* _Written instruction_: Pick every line with "Summary" from the material below.

* _Materials provided_:

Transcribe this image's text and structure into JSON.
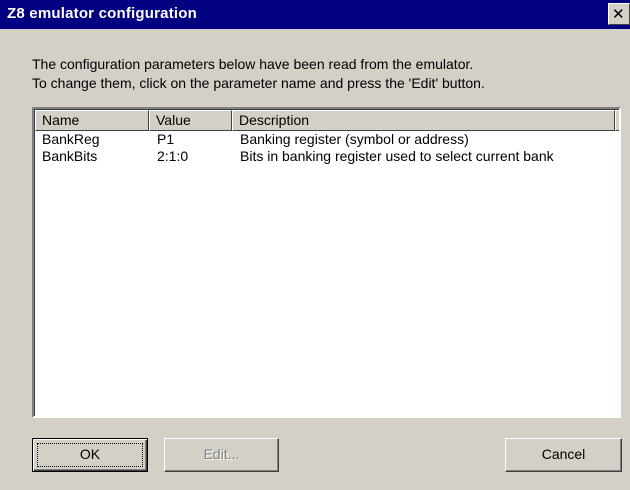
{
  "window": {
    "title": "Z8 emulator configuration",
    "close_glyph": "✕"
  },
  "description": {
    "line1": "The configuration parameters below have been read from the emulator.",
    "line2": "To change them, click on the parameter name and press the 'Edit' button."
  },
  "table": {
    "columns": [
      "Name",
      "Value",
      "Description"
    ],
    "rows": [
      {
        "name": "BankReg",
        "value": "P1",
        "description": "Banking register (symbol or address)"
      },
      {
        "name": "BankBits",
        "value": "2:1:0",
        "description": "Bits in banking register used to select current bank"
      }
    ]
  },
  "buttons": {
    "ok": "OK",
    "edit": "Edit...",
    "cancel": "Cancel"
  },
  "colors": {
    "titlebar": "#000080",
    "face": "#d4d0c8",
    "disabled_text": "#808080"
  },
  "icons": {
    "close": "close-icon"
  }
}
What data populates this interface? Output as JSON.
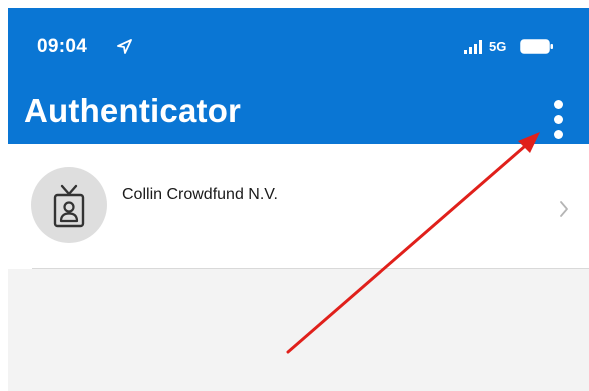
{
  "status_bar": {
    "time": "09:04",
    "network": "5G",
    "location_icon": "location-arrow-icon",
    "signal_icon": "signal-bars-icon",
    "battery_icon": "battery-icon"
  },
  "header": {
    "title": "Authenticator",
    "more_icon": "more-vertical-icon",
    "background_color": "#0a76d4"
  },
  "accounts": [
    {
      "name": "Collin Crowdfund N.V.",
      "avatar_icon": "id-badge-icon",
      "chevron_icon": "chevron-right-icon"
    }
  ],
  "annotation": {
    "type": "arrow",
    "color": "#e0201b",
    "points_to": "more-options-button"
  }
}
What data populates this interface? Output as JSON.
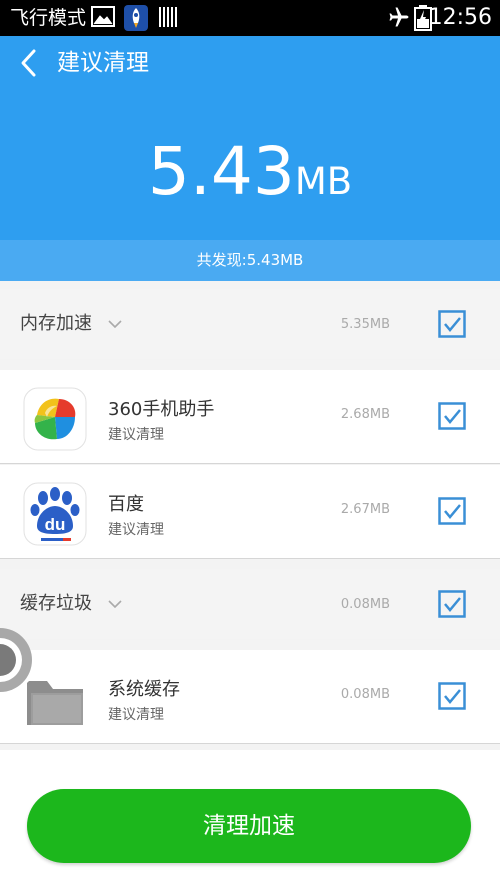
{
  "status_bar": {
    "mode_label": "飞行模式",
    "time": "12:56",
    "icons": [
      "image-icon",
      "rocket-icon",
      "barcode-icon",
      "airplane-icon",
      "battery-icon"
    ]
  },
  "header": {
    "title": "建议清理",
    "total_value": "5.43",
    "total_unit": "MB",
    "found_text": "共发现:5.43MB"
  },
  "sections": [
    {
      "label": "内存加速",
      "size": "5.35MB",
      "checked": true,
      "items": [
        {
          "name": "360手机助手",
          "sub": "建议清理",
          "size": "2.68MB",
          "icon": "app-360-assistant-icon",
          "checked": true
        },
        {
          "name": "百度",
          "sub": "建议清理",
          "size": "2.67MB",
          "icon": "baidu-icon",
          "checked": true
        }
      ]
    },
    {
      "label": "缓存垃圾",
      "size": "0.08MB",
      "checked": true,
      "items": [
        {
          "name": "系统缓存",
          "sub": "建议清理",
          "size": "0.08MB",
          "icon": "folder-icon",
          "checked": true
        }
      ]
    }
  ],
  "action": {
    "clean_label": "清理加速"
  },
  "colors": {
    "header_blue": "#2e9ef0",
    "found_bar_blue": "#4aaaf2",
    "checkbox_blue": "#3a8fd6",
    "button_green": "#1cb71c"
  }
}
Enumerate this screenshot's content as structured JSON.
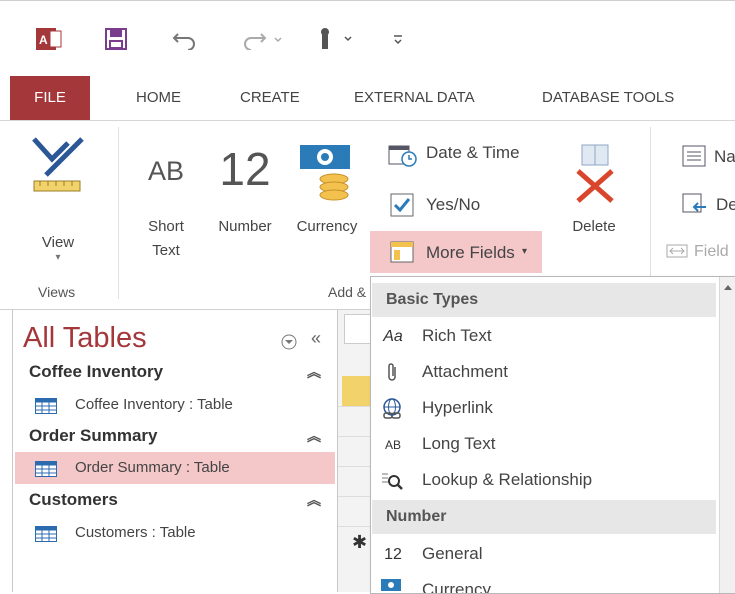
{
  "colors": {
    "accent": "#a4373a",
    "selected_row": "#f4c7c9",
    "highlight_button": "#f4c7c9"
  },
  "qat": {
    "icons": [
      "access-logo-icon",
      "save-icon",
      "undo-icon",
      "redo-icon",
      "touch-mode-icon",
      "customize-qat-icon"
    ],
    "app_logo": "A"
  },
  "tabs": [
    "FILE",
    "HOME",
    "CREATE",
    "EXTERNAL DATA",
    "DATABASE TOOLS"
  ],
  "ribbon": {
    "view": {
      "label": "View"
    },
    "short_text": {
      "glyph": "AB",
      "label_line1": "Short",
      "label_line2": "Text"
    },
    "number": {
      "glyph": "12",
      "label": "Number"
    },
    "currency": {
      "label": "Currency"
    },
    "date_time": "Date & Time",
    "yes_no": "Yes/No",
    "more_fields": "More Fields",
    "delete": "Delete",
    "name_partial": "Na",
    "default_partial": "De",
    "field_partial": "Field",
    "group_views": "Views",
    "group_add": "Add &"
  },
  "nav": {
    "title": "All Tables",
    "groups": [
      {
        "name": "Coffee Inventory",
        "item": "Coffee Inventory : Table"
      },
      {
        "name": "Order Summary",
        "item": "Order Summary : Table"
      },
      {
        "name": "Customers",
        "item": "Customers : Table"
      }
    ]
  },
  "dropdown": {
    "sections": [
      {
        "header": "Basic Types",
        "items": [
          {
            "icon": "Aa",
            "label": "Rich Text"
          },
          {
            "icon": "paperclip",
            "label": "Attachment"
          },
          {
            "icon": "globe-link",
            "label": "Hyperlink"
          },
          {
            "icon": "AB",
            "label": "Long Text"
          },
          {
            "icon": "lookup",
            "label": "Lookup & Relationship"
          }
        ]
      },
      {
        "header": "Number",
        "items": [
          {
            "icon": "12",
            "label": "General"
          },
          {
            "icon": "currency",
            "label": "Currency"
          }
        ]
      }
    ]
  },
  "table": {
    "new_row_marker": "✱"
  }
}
...
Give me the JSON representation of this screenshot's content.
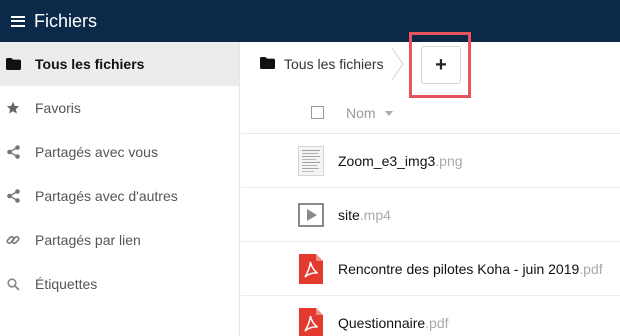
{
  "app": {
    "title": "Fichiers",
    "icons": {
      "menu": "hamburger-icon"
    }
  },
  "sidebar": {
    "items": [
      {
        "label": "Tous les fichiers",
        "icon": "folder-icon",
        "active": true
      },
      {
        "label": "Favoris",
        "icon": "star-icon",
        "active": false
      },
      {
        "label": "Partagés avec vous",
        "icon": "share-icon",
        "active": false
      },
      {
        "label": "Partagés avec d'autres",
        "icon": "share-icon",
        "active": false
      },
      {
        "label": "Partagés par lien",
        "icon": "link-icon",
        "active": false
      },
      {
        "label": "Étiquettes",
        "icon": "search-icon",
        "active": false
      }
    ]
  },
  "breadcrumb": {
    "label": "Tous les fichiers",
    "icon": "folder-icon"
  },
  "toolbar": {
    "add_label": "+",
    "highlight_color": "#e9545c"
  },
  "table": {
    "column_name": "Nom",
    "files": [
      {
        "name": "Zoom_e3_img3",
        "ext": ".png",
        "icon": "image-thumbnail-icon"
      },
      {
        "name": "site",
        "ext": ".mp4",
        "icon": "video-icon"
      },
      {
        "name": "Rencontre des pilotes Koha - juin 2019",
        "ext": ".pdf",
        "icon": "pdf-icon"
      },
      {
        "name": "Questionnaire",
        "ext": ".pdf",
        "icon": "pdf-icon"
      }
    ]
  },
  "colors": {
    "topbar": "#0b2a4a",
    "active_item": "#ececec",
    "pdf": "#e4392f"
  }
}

* _Solution for this exercise_:
        "name": "Order Summary",
        "item": "Order Summary : Table"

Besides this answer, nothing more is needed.